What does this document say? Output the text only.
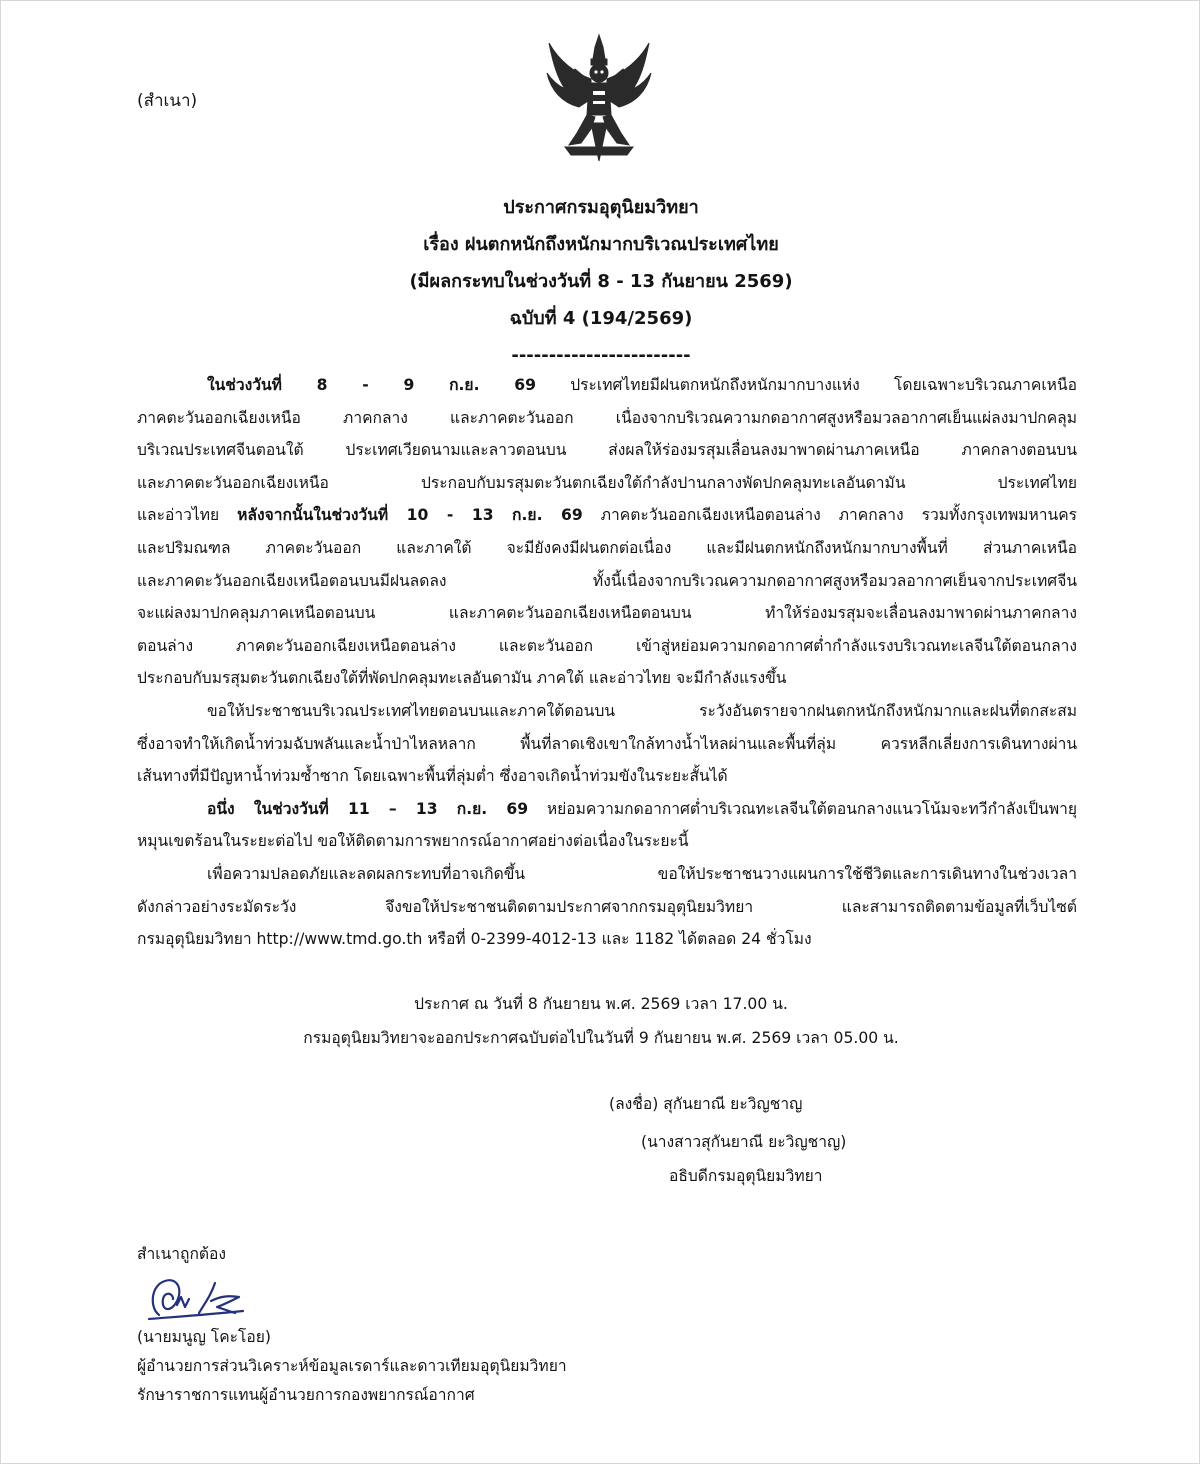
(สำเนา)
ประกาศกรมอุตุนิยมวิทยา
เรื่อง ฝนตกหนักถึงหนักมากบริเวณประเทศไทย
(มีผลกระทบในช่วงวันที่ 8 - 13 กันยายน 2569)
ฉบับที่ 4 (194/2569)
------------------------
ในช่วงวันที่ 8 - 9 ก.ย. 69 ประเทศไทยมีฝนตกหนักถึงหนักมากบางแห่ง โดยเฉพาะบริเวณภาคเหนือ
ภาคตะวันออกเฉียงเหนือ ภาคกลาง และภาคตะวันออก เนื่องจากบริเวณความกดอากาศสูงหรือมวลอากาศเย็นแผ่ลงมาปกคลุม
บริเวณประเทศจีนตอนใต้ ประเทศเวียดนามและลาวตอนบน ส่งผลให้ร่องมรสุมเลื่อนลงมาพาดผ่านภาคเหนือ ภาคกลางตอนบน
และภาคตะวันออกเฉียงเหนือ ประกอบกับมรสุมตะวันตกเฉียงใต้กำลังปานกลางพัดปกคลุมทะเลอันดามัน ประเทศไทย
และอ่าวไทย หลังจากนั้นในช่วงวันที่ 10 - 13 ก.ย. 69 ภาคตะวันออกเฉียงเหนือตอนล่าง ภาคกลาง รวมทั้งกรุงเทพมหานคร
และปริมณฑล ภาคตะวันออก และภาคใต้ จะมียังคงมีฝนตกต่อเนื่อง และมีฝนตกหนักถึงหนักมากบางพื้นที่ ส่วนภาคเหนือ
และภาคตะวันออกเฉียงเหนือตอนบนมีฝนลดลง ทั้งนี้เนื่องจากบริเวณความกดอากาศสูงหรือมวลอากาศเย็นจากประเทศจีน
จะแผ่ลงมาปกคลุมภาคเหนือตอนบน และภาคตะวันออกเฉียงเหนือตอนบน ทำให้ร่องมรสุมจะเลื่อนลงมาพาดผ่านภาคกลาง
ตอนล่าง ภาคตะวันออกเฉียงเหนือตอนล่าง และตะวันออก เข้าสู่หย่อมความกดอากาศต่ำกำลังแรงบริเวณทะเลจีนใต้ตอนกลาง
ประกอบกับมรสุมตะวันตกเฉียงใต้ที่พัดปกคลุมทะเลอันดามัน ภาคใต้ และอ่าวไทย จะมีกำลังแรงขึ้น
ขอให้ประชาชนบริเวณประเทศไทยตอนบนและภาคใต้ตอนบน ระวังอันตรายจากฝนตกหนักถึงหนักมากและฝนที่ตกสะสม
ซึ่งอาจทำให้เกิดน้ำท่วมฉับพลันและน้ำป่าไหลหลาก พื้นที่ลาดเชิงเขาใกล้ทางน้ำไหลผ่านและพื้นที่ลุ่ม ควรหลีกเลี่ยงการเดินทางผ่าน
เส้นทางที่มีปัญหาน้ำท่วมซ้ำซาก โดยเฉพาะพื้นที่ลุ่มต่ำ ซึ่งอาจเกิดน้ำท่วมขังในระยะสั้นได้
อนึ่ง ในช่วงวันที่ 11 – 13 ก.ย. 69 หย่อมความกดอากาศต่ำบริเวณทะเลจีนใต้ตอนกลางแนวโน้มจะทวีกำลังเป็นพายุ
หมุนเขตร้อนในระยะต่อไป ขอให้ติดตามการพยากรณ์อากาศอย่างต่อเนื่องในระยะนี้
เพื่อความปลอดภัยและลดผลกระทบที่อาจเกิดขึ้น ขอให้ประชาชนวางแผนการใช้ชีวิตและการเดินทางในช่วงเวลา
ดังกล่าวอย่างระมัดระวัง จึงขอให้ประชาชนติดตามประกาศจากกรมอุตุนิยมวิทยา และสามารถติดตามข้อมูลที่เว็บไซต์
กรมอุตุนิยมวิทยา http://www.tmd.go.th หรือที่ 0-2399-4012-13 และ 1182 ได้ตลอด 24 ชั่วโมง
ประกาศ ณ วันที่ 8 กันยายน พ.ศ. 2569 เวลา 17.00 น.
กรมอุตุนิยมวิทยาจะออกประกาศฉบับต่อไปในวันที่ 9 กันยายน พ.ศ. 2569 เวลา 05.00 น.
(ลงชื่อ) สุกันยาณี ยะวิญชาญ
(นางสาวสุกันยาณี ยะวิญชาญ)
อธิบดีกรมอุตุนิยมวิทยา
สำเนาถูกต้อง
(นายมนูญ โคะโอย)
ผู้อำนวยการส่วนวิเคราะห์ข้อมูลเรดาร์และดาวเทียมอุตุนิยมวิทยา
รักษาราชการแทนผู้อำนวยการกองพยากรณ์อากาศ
..........
Given task —
State the count of lines above containing the string "มตะว", and add nothing to it.

Full answer —
2